__WHAT THE EXERCISE ASKS__. Lines containing the word "this" are to be located and copied.

☆ ☆ ☆

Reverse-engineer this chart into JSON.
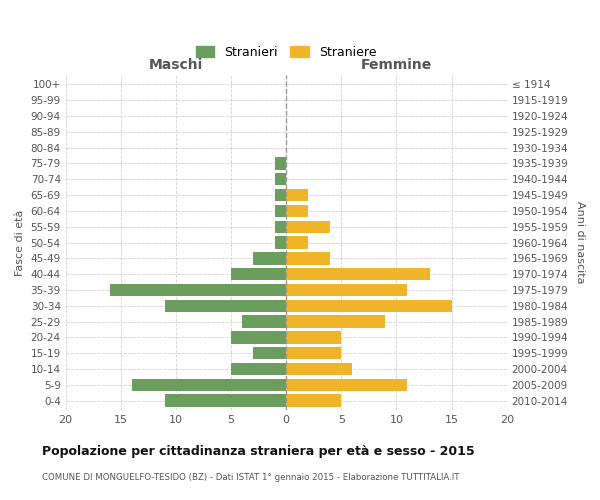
{
  "age_groups": [
    "0-4",
    "5-9",
    "10-14",
    "15-19",
    "20-24",
    "25-29",
    "30-34",
    "35-39",
    "40-44",
    "45-49",
    "50-54",
    "55-59",
    "60-64",
    "65-69",
    "70-74",
    "75-79",
    "80-84",
    "85-89",
    "90-94",
    "95-99",
    "100+"
  ],
  "birth_years": [
    "2010-2014",
    "2005-2009",
    "2000-2004",
    "1995-1999",
    "1990-1994",
    "1985-1989",
    "1980-1984",
    "1975-1979",
    "1970-1974",
    "1965-1969",
    "1960-1964",
    "1955-1959",
    "1950-1954",
    "1945-1949",
    "1940-1944",
    "1935-1939",
    "1930-1934",
    "1925-1929",
    "1920-1924",
    "1915-1919",
    "≤ 1914"
  ],
  "males": [
    11,
    14,
    5,
    3,
    5,
    4,
    11,
    16,
    5,
    3,
    1,
    1,
    1,
    1,
    1,
    1,
    0,
    0,
    0,
    0,
    0
  ],
  "females": [
    5,
    11,
    6,
    5,
    5,
    9,
    15,
    11,
    13,
    4,
    2,
    4,
    2,
    2,
    0,
    0,
    0,
    0,
    0,
    0,
    0
  ],
  "male_color": "#6b9e5e",
  "female_color": "#f0b429",
  "background_color": "#ffffff",
  "grid_color": "#cccccc",
  "title": "Popolazione per cittadinanza straniera per età e sesso - 2015",
  "subtitle": "COMUNE DI MONGUELFO-TESIDO (BZ) - Dati ISTAT 1° gennaio 2015 - Elaborazione TUTTITALIA.IT",
  "xlabel_left": "Maschi",
  "xlabel_right": "Femmine",
  "ylabel_left": "Fasce di età",
  "ylabel_right": "Anni di nascita",
  "legend_male": "Stranieri",
  "legend_female": "Straniere",
  "xlim": 20
}
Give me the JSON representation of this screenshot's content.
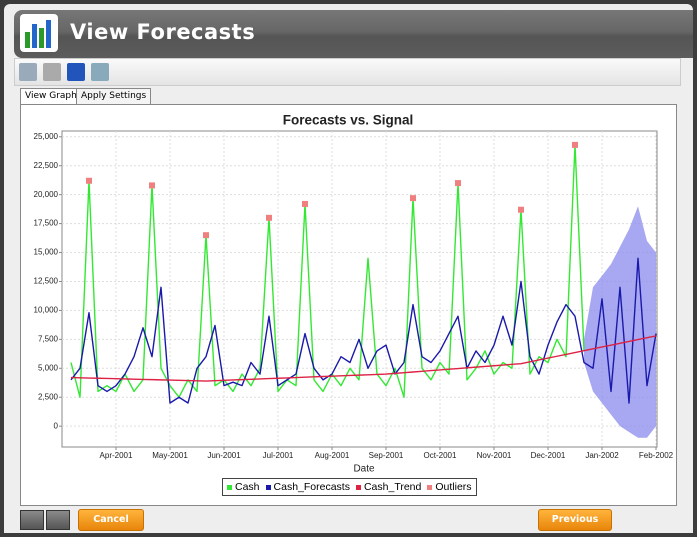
{
  "window": {
    "title": "View Forecasts"
  },
  "tabs": [
    "View Graph",
    "Apply Settings"
  ],
  "buttons": {
    "cancel": "Cancel",
    "previous": "Previous"
  },
  "chart_data": {
    "type": "line",
    "title": "Forecasts vs. Signal",
    "x_label": "Date",
    "categories": [
      null,
      null,
      null,
      null,
      null,
      "Apr-2001",
      null,
      null,
      null,
      null,
      null,
      "May-2001",
      null,
      null,
      null,
      null,
      null,
      "Jun-2001",
      null,
      null,
      null,
      null,
      null,
      "Jul-2001",
      null,
      null,
      null,
      null,
      null,
      "Aug-2001",
      null,
      null,
      null,
      null,
      null,
      "Sep-2001",
      null,
      null,
      null,
      null,
      null,
      "Oct-2001",
      null,
      null,
      null,
      null,
      null,
      "Nov-2001",
      null,
      null,
      null,
      null,
      null,
      "Dec-2001",
      null,
      null,
      null,
      null,
      null,
      "Jan-2002",
      null,
      null,
      null,
      null,
      null,
      "Feb-2002"
    ],
    "ylim": [
      -1800,
      25500
    ],
    "yticks": [
      0,
      {
        "value": 2500,
        "label": "2,500"
      },
      {
        "value": 5000,
        "label": "5,000"
      },
      {
        "value": 7500,
        "label": "7,500"
      },
      {
        "value": 10000,
        "label": "10,000"
      },
      {
        "value": 12500,
        "label": "12,500"
      },
      {
        "value": 15000,
        "label": "15,000"
      },
      {
        "value": 17500,
        "label": "17,500"
      },
      {
        "value": 20000,
        "label": "20,000"
      },
      {
        "value": 22500,
        "label": "22,500"
      },
      {
        "value": 25000,
        "label": "25,000"
      }
    ],
    "grid": true,
    "legend": "bottom",
    "interval": {
      "color": "#8a8aee",
      "lower": [
        null,
        null,
        null,
        null,
        null,
        null,
        null,
        null,
        null,
        null,
        null,
        null,
        null,
        null,
        null,
        null,
        null,
        null,
        null,
        null,
        null,
        null,
        null,
        null,
        null,
        null,
        null,
        null,
        null,
        null,
        null,
        null,
        null,
        null,
        null,
        null,
        null,
        null,
        null,
        null,
        null,
        null,
        null,
        null,
        null,
        null,
        null,
        null,
        null,
        null,
        null,
        null,
        null,
        null,
        null,
        null,
        null,
        5500,
        3000,
        2000,
        1000,
        0,
        -500,
        -1000,
        -1000,
        0
      ],
      "upper": [
        null,
        null,
        null,
        null,
        null,
        null,
        null,
        null,
        null,
        null,
        null,
        null,
        null,
        null,
        null,
        null,
        null,
        null,
        null,
        null,
        null,
        null,
        null,
        null,
        null,
        null,
        null,
        null,
        null,
        null,
        null,
        null,
        null,
        null,
        null,
        null,
        null,
        null,
        null,
        null,
        null,
        null,
        null,
        null,
        null,
        null,
        null,
        null,
        null,
        null,
        null,
        null,
        null,
        null,
        null,
        null,
        null,
        7500,
        12000,
        13000,
        14000,
        15500,
        17000,
        19000,
        16000,
        15000
      ]
    },
    "series": [
      {
        "name": "Cash",
        "color": "#33e833",
        "style": "line",
        "values": [
          5500,
          2500,
          21200,
          3000,
          3500,
          3000,
          4500,
          3000,
          4000,
          20800,
          5000,
          3500,
          2500,
          4000,
          3000,
          16500,
          3500,
          4000,
          3000,
          4500,
          3500,
          5000,
          18000,
          3000,
          4000,
          3500,
          19200,
          4000,
          3000,
          4500,
          3500,
          5000,
          4000,
          14500,
          4500,
          3500,
          5000,
          2500,
          19700,
          5000,
          4000,
          5500,
          4500,
          21000,
          4000,
          5000,
          6500,
          4500,
          5500,
          5000,
          18700,
          4500,
          6000,
          5500,
          7500,
          6000,
          24300,
          6500,
          null,
          null,
          null,
          null,
          null,
          null,
          null,
          null
        ]
      },
      {
        "name": "Cash_Forecasts",
        "color": "#1a1aaa",
        "style": "line",
        "values": [
          4000,
          5000,
          9800,
          3500,
          3000,
          3500,
          4500,
          6000,
          8500,
          6000,
          12000,
          2000,
          2500,
          2000,
          5000,
          6000,
          8700,
          3500,
          3800,
          3500,
          5500,
          4500,
          9500,
          3500,
          4000,
          4500,
          8000,
          5000,
          4000,
          4500,
          6000,
          5500,
          7500,
          5000,
          6500,
          7000,
          4500,
          5500,
          10500,
          6000,
          5500,
          6500,
          8000,
          9500,
          5000,
          6500,
          5500,
          7000,
          9500,
          7000,
          12500,
          6000,
          4500,
          7000,
          9000,
          10500,
          9500,
          5500,
          5000,
          11000,
          3000,
          12000,
          2000,
          14500,
          3500,
          8000
        ]
      },
      {
        "name": "Cash_Trend",
        "color": "#dd2244",
        "style": "line",
        "values": [
          4200,
          4180,
          4160,
          4140,
          4120,
          4100,
          4080,
          4060,
          4040,
          4020,
          4000,
          3980,
          3960,
          3940,
          3920,
          3900,
          3930,
          3960,
          3990,
          4020,
          4050,
          4080,
          4110,
          4140,
          4170,
          4200,
          4230,
          4260,
          4290,
          4320,
          4350,
          4380,
          4410,
          4440,
          4470,
          4500,
          4560,
          4620,
          4680,
          4740,
          4800,
          4860,
          4920,
          4980,
          5040,
          5100,
          5160,
          5220,
          5280,
          5340,
          5400,
          5560,
          5720,
          5880,
          6040,
          6200,
          6360,
          6520,
          6680,
          6840,
          7000,
          7160,
          7320,
          7480,
          7640,
          7800
        ]
      },
      {
        "name": "Outliers",
        "color": "#f08080",
        "style": "marker",
        "values": [
          null,
          null,
          21200,
          null,
          null,
          null,
          null,
          null,
          null,
          20800,
          null,
          null,
          null,
          null,
          null,
          16500,
          null,
          null,
          null,
          null,
          null,
          null,
          18000,
          null,
          null,
          null,
          19200,
          null,
          null,
          null,
          null,
          null,
          null,
          null,
          null,
          null,
          null,
          null,
          19700,
          null,
          null,
          null,
          null,
          21000,
          null,
          null,
          null,
          null,
          null,
          null,
          18700,
          null,
          null,
          null,
          null,
          null,
          24300,
          null,
          null,
          null,
          null,
          null,
          null,
          null,
          null,
          null
        ]
      }
    ]
  }
}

☆ ☆ ☆

__EXERCISE OUTPUT__.
Reverse-engineer this chart into JSON.
Give me the JSON representation of this screenshot's content.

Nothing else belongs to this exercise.